*Data items*
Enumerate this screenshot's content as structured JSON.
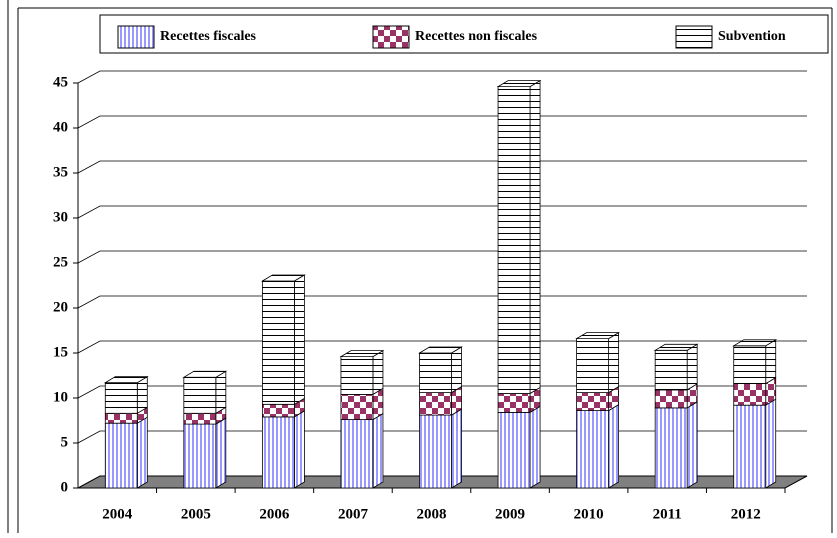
{
  "chart_data": {
    "type": "bar",
    "stacked": true,
    "categories": [
      "2004",
      "2005",
      "2006",
      "2007",
      "2008",
      "2009",
      "2010",
      "2011",
      "2012"
    ],
    "series": [
      {
        "name": "Recettes fiscales",
        "color": "#9999ff",
        "values": [
          7.2,
          7.1,
          7.9,
          7.6,
          8.1,
          8.4,
          8.6,
          8.9,
          9.2
        ]
      },
      {
        "name": "Recettes non fiscales",
        "color": "#993366",
        "values": [
          1.1,
          1.2,
          1.4,
          2.8,
          2.5,
          2.1,
          2.0,
          2.0,
          2.4
        ]
      },
      {
        "name": "Subvention",
        "color": "#000000",
        "values": [
          3.4,
          4.0,
          13.7,
          4.2,
          4.4,
          34.1,
          6.0,
          4.4,
          4.2
        ]
      }
    ],
    "ylim": [
      0,
      45
    ],
    "yticks": [
      0,
      5,
      10,
      15,
      20,
      25,
      30,
      35,
      40,
      45
    ],
    "grid": true
  }
}
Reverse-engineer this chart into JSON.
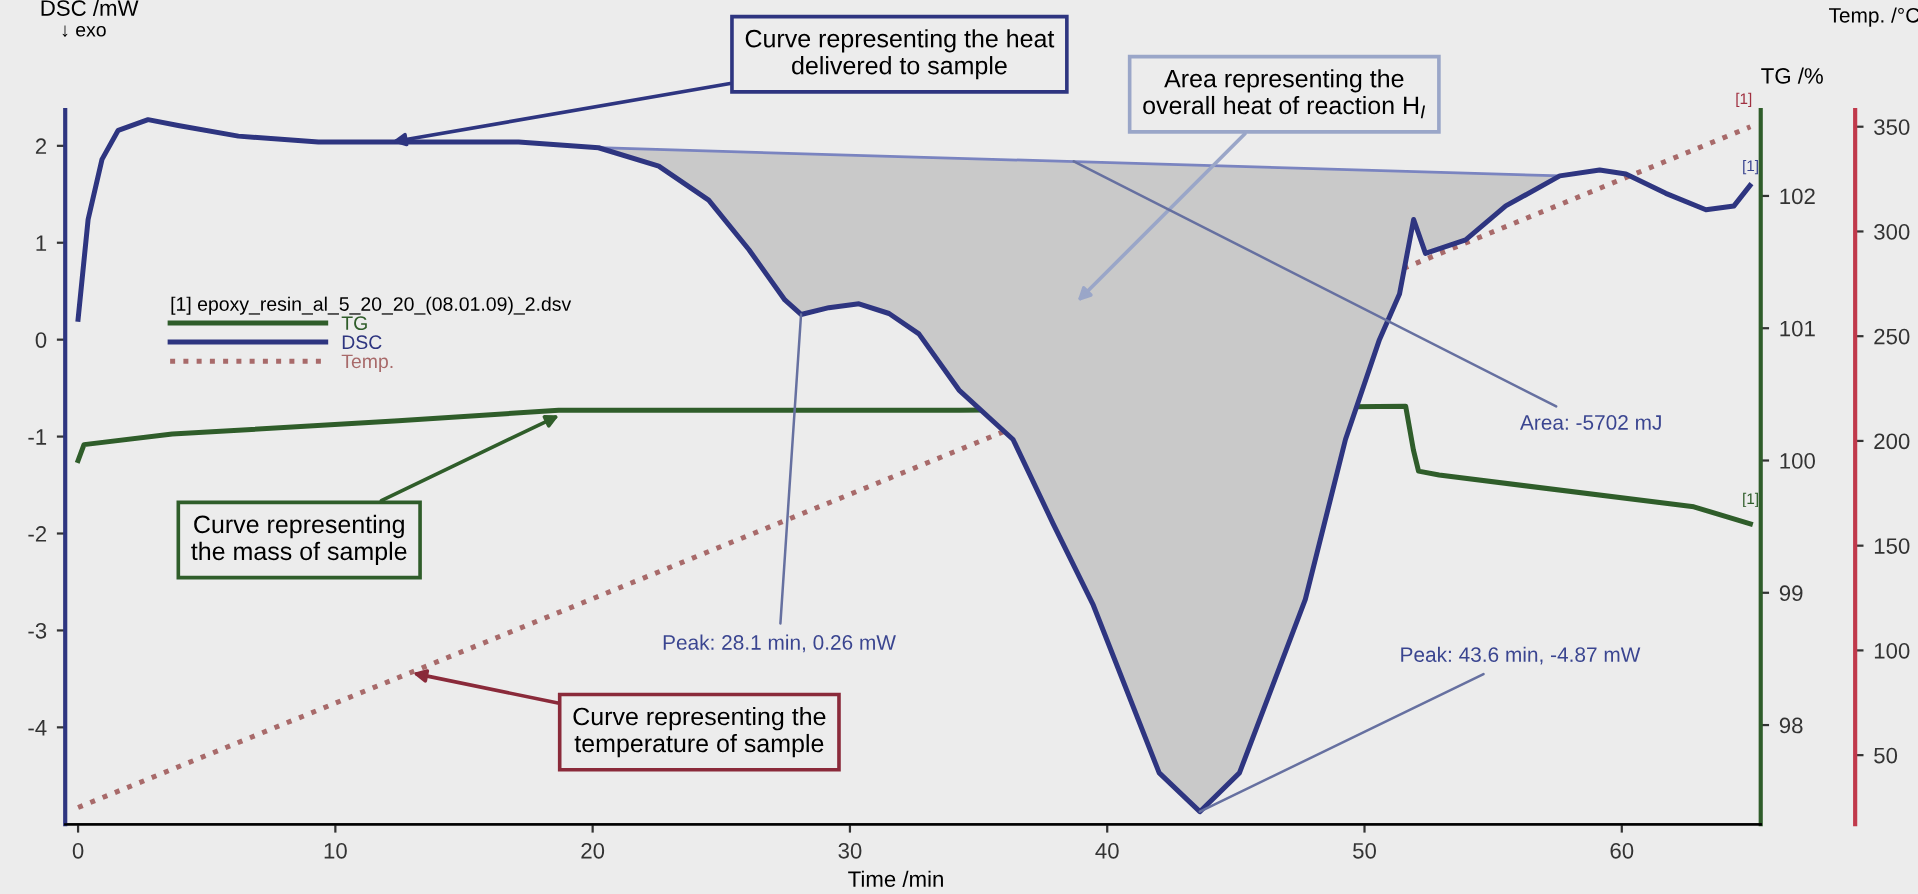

*WRITTEN REQUEST*
Copy the material exactly. Do not include the pictures.

*FULL RESPONSE*
Enumerate this screenshot's content as structured JSON.
{
  "chart_data": {
    "type": "bar",
    "stacked": true,
    "categories": [
      "2004",
      "2005",
      "2006",
      "2007",
      "2008",
      "2009",
      "2010",
      "2011",
      "2012"
    ],
    "series": [
      {
        "name": "Recettes fiscales",
        "color": "#9999ff",
        "values": [
          7.2,
          7.1,
          7.9,
          7.6,
          8.1,
          8.4,
          8.6,
          8.9,
          9.2
        ]
      },
      {
        "name": "Recettes non fiscales",
        "color": "#993366",
        "values": [
          1.1,
          1.2,
          1.4,
          2.8,
          2.5,
          2.1,
          2.0,
          2.0,
          2.4
        ]
      },
      {
        "name": "Subvention",
        "color": "#000000",
        "values": [
          3.4,
          4.0,
          13.7,
          4.2,
          4.4,
          34.1,
          6.0,
          4.4,
          4.2
        ]
      }
    ],
    "ylim": [
      0,
      45
    ],
    "yticks": [
      0,
      5,
      10,
      15,
      20,
      25,
      30,
      35,
      40,
      45
    ],
    "grid": true
  }
}
Reverse-engineer this chart into JSON.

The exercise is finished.